EXERCISE: In the data below, locate each line with the word "Voltage" and list it.

####################

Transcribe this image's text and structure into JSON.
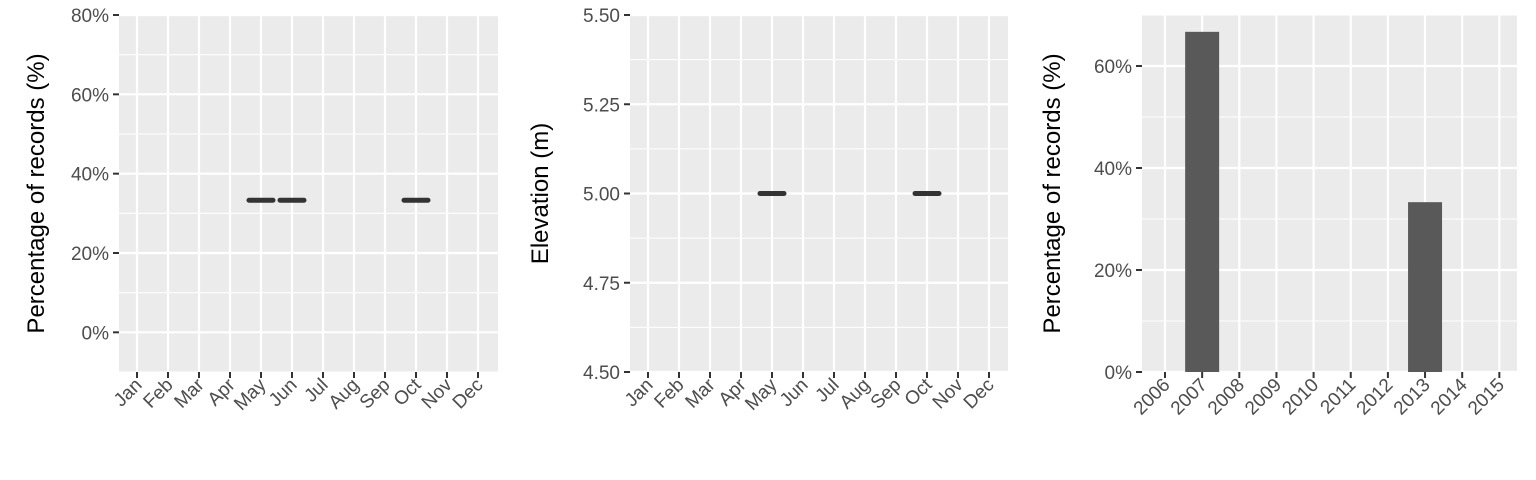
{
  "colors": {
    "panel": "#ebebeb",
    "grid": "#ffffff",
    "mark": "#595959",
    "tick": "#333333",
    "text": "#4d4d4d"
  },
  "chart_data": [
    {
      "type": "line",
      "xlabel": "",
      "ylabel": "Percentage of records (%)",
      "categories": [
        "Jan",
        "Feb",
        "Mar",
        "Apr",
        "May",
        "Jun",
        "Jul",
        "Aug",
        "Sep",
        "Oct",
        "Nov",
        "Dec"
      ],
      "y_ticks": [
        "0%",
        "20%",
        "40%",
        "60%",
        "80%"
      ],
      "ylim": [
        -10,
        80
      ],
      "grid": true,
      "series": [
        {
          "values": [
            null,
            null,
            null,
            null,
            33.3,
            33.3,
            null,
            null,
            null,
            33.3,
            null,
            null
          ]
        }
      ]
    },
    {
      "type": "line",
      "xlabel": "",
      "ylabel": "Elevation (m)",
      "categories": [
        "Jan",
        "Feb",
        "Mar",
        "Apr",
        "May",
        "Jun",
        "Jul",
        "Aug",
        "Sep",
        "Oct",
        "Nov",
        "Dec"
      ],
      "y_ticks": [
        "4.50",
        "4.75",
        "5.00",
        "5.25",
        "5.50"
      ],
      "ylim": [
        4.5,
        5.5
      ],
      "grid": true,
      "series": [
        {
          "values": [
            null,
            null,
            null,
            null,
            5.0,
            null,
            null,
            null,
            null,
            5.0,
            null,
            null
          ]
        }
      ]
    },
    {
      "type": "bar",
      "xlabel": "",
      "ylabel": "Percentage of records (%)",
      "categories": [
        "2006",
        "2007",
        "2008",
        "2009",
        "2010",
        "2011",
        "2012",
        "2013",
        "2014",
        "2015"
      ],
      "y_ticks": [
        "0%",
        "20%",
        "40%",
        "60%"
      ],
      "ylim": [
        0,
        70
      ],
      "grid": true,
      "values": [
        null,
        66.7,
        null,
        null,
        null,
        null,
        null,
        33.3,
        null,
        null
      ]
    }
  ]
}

####################

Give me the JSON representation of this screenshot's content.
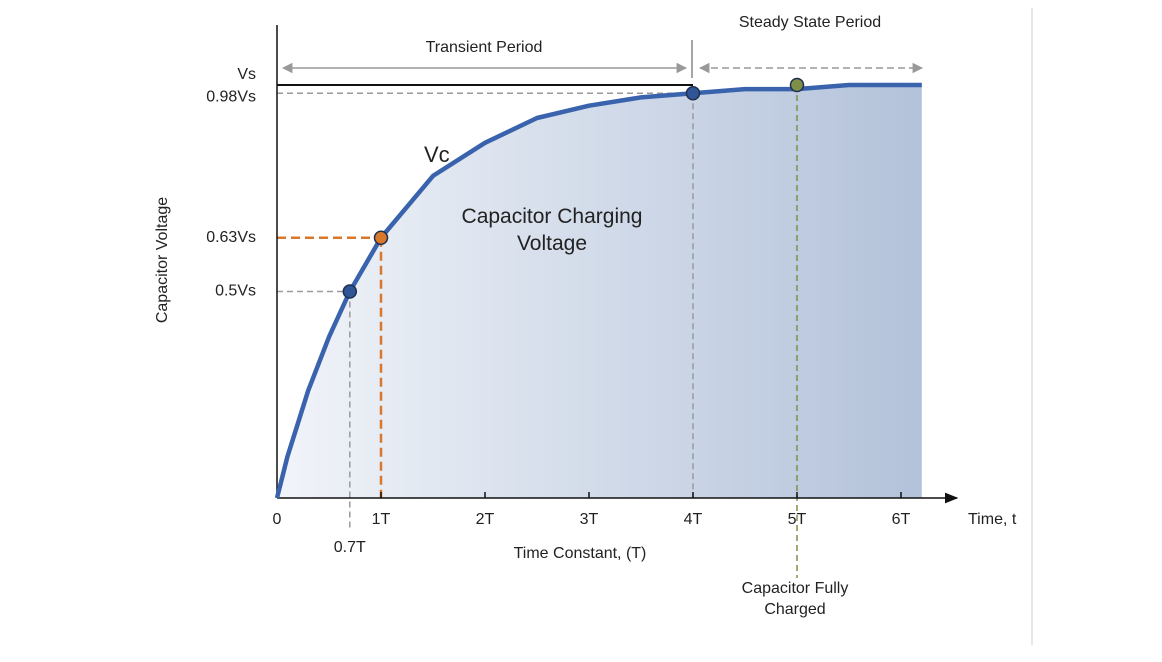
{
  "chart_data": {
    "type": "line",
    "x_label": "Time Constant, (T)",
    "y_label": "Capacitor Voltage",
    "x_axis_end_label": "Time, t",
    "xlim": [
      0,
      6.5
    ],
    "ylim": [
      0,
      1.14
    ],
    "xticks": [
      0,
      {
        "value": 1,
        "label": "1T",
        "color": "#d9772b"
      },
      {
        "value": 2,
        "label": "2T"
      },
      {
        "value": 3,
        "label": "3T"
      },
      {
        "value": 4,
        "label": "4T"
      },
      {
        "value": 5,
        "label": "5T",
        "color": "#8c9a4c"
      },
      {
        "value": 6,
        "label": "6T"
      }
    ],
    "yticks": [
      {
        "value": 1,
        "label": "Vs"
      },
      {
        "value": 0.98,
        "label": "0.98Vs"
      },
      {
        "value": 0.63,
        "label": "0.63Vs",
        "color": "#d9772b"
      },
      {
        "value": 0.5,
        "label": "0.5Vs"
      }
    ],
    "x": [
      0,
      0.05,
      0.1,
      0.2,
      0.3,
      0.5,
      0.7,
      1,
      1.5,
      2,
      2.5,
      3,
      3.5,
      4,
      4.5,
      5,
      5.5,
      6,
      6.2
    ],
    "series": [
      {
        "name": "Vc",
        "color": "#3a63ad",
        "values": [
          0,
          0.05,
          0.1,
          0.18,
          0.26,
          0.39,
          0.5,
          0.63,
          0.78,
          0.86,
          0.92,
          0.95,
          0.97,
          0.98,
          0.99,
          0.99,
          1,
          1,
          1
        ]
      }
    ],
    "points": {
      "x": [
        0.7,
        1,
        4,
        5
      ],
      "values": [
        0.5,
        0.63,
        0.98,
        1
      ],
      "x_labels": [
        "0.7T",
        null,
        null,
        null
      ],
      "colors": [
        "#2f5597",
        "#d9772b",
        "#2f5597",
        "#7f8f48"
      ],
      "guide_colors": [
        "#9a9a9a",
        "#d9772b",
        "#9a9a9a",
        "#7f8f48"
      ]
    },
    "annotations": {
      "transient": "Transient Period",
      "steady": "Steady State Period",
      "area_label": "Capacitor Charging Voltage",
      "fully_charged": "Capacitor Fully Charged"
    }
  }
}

####################

CORRECT RESPONSE:
    "y_label": "Capacitor Voltage",
      "area_label": "Capacitor Charging Voltage",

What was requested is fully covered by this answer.